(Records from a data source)
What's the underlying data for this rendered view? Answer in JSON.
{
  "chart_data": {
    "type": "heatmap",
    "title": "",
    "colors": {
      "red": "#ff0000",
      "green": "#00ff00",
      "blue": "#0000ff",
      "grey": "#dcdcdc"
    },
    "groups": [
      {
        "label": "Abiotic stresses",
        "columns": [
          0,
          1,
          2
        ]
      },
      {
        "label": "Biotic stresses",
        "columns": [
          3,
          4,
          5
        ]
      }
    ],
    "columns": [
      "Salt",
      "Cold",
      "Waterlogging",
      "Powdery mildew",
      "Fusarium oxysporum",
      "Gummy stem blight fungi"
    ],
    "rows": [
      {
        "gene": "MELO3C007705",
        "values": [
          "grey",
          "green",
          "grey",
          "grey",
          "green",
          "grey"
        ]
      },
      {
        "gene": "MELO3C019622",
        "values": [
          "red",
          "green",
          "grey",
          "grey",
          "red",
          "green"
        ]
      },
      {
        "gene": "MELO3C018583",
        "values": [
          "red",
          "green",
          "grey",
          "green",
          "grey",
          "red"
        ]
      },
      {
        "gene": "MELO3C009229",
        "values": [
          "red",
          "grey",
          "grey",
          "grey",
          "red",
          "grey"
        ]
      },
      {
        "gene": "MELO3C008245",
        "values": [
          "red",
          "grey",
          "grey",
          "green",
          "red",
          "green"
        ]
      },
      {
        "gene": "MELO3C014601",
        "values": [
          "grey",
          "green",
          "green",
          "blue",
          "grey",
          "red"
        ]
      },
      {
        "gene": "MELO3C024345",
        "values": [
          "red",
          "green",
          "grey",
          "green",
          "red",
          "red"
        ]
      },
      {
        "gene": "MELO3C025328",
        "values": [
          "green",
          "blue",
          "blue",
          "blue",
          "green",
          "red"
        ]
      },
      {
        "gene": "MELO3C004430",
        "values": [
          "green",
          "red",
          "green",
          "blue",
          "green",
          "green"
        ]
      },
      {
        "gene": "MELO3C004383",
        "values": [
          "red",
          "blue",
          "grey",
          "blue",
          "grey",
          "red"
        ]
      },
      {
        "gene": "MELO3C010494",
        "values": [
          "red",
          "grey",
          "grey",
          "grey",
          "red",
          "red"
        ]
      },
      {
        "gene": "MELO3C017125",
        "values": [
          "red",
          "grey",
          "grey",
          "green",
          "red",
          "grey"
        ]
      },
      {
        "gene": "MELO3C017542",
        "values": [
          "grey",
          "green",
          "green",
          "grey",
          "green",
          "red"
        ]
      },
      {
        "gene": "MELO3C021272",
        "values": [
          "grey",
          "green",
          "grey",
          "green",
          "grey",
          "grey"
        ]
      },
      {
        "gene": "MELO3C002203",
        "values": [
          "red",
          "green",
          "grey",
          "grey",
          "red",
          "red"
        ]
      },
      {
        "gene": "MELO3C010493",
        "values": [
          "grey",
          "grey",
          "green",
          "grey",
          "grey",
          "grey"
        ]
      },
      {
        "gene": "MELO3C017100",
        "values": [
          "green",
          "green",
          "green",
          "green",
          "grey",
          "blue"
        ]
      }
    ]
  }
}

■ Exercise directions: Return all of the data precisely as it appears.

■ Reply:
What's the underlying data for this rendered view? Answer in JSON.
{
  "chart_data": {
    "type": "heatmap",
    "title": "",
    "colors": {
      "red": "#ff0000",
      "green": "#00ff00",
      "blue": "#0000ff",
      "grey": "#dcdcdc"
    },
    "groups": [
      {
        "label": "Abiotic stresses",
        "columns": [
          0,
          1,
          2
        ]
      },
      {
        "label": "Biotic stresses",
        "columns": [
          3,
          4,
          5
        ]
      }
    ],
    "columns": [
      "Salt",
      "Cold",
      "Waterlogging",
      "Powdery mildew",
      "Fusarium oxysporum",
      "Gummy stem blight fungi"
    ],
    "rows": [
      {
        "gene": "MELO3C007705",
        "values": [
          "grey",
          "green",
          "grey",
          "grey",
          "green",
          "grey"
        ]
      },
      {
        "gene": "MELO3C019622",
        "values": [
          "red",
          "green",
          "grey",
          "grey",
          "red",
          "green"
        ]
      },
      {
        "gene": "MELO3C018583",
        "values": [
          "red",
          "green",
          "grey",
          "green",
          "grey",
          "red"
        ]
      },
      {
        "gene": "MELO3C009229",
        "values": [
          "red",
          "grey",
          "grey",
          "grey",
          "red",
          "grey"
        ]
      },
      {
        "gene": "MELO3C008245",
        "values": [
          "red",
          "grey",
          "grey",
          "green",
          "red",
          "green"
        ]
      },
      {
        "gene": "MELO3C014601",
        "values": [
          "grey",
          "green",
          "green",
          "blue",
          "grey",
          "red"
        ]
      },
      {
        "gene": "MELO3C024345",
        "values": [
          "red",
          "green",
          "grey",
          "green",
          "red",
          "red"
        ]
      },
      {
        "gene": "MELO3C025328",
        "values": [
          "green",
          "blue",
          "blue",
          "blue",
          "green",
          "red"
        ]
      },
      {
        "gene": "MELO3C004430",
        "values": [
          "green",
          "red",
          "green",
          "blue",
          "green",
          "green"
        ]
      },
      {
        "gene": "MELO3C004383",
        "values": [
          "red",
          "blue",
          "grey",
          "blue",
          "grey",
          "red"
        ]
      },
      {
        "gene": "MELO3C010494",
        "values": [
          "red",
          "grey",
          "grey",
          "grey",
          "red",
          "red"
        ]
      },
      {
        "gene": "MELO3C017125",
        "values": [
          "red",
          "grey",
          "grey",
          "green",
          "red",
          "grey"
        ]
      },
      {
        "gene": "MELO3C017542",
        "values": [
          "grey",
          "green",
          "green",
          "grey",
          "green",
          "red"
        ]
      },
      {
        "gene": "MELO3C021272",
        "values": [
          "grey",
          "green",
          "grey",
          "green",
          "grey",
          "grey"
        ]
      },
      {
        "gene": "MELO3C002203",
        "values": [
          "red",
          "green",
          "grey",
          "grey",
          "red",
          "red"
        ]
      },
      {
        "gene": "MELO3C010493",
        "values": [
          "grey",
          "grey",
          "green",
          "grey",
          "grey",
          "grey"
        ]
      },
      {
        "gene": "MELO3C017100",
        "values": [
          "green",
          "green",
          "green",
          "green",
          "grey",
          "blue"
        ]
      }
    ]
  }
}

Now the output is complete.